Check each line of the listing below for the word "colors" and say how many lines have it. Nothing else should be written.

=== Exercise inputs ===
:::

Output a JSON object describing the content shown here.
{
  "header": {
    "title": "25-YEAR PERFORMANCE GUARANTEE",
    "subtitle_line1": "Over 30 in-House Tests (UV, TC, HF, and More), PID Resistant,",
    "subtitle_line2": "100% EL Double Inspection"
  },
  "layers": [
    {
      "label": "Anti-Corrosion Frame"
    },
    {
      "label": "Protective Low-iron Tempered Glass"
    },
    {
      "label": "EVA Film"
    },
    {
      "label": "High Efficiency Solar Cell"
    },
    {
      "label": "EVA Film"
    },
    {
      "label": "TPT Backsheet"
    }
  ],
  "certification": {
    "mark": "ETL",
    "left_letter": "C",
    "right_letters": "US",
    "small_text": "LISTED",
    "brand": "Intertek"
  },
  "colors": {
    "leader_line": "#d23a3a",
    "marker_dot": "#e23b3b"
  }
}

:::

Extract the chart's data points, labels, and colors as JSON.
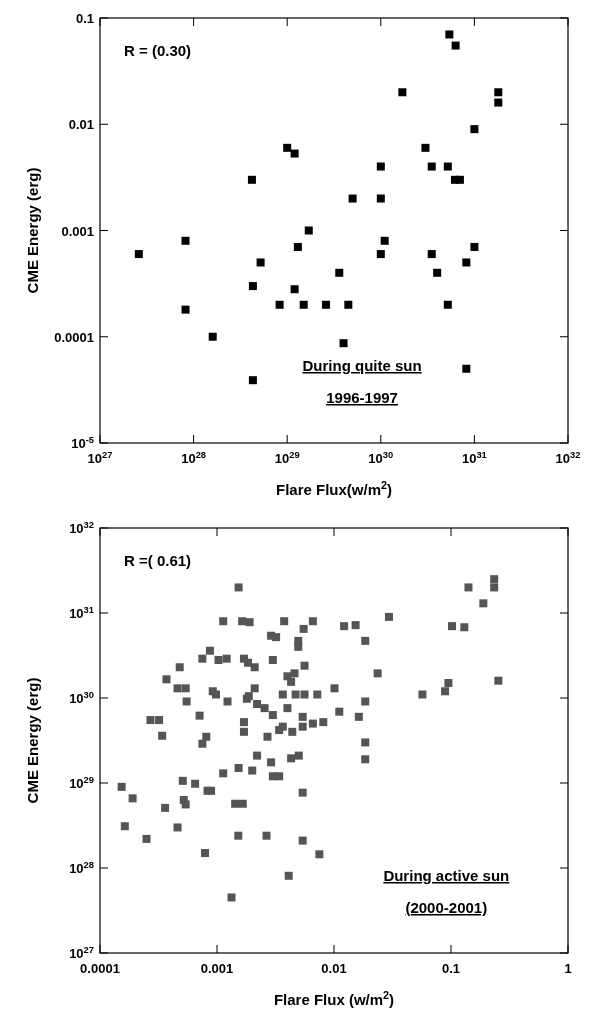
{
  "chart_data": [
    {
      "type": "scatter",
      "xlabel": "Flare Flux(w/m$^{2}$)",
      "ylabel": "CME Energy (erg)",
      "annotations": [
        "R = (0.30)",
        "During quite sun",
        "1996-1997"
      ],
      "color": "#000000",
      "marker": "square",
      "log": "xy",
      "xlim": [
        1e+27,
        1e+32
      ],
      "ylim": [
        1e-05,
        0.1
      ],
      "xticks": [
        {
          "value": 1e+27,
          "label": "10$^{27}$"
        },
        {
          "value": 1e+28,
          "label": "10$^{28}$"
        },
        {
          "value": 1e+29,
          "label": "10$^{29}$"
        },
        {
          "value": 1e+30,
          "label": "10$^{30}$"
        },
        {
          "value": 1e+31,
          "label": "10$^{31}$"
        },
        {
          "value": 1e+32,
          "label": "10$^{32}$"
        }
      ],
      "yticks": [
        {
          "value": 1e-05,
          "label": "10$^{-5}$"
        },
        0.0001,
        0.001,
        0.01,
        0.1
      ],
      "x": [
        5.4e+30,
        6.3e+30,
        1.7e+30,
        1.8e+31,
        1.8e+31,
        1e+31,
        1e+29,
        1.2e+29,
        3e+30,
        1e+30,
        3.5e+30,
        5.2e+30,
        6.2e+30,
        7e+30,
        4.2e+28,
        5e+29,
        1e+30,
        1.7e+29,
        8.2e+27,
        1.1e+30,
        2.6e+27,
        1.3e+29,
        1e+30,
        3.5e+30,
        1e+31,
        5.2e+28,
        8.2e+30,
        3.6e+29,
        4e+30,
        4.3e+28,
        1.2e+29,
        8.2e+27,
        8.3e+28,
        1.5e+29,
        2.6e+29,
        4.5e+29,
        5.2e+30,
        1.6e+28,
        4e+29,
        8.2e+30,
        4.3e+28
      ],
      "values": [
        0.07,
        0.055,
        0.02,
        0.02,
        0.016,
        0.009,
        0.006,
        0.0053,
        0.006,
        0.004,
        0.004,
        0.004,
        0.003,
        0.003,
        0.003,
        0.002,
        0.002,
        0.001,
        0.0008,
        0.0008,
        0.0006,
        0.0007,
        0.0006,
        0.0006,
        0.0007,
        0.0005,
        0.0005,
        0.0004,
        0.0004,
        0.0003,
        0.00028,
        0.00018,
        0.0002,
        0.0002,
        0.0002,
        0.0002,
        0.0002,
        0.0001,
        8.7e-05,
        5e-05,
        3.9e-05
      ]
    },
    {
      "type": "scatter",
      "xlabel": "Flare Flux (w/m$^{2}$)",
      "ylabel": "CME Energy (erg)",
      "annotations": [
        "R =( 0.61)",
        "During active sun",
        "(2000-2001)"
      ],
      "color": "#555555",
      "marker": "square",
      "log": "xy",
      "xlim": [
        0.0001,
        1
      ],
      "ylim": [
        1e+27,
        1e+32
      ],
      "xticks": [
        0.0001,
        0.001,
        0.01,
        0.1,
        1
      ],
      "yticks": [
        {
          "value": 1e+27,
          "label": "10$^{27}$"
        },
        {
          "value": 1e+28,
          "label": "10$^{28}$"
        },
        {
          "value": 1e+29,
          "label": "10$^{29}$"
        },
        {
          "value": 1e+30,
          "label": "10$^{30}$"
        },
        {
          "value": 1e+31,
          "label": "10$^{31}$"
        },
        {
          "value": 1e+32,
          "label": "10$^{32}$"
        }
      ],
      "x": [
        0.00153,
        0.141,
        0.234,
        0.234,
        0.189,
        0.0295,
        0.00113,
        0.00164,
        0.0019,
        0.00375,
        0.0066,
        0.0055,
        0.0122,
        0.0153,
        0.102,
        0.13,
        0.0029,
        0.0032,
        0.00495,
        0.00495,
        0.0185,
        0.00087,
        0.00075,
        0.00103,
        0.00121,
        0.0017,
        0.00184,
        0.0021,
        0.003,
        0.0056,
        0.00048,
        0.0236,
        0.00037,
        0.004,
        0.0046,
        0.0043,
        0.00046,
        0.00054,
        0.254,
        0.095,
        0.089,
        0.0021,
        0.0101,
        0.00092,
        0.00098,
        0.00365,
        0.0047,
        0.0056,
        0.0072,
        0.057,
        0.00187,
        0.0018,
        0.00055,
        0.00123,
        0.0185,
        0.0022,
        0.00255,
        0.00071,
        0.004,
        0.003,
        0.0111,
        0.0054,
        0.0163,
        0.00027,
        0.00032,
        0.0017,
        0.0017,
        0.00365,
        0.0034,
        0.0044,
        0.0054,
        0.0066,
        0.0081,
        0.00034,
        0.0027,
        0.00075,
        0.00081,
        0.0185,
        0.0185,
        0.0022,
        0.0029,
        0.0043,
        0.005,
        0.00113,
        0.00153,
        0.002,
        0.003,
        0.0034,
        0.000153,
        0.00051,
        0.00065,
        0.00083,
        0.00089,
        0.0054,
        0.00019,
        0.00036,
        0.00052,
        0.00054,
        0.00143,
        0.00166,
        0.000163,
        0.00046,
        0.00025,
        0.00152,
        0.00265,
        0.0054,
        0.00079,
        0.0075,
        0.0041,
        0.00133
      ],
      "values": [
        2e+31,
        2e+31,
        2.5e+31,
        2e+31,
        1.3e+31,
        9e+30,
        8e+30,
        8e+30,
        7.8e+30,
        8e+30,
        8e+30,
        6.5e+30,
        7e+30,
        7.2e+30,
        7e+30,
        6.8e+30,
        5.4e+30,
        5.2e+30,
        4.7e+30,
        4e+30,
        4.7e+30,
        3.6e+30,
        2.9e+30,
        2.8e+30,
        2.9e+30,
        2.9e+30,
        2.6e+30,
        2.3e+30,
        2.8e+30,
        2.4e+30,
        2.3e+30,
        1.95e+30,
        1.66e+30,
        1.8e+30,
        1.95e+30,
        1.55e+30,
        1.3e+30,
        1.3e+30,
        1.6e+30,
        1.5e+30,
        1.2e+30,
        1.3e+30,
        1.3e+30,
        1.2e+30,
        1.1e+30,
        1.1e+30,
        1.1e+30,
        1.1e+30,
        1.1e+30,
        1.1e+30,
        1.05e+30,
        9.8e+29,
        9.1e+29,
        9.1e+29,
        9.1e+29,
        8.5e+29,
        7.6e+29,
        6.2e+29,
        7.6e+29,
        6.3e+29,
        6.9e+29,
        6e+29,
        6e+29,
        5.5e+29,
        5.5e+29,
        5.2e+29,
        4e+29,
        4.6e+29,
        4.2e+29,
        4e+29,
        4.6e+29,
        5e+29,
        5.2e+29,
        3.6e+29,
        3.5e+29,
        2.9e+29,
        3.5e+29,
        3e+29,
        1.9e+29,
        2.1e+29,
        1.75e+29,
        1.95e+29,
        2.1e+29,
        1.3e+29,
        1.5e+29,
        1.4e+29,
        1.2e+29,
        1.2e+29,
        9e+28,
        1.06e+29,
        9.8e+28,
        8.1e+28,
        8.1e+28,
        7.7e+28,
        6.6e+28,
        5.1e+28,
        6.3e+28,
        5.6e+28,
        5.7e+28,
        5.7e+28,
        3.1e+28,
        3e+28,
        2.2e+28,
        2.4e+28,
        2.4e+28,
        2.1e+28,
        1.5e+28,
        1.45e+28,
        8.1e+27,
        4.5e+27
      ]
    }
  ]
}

:::

=== The solution ===
2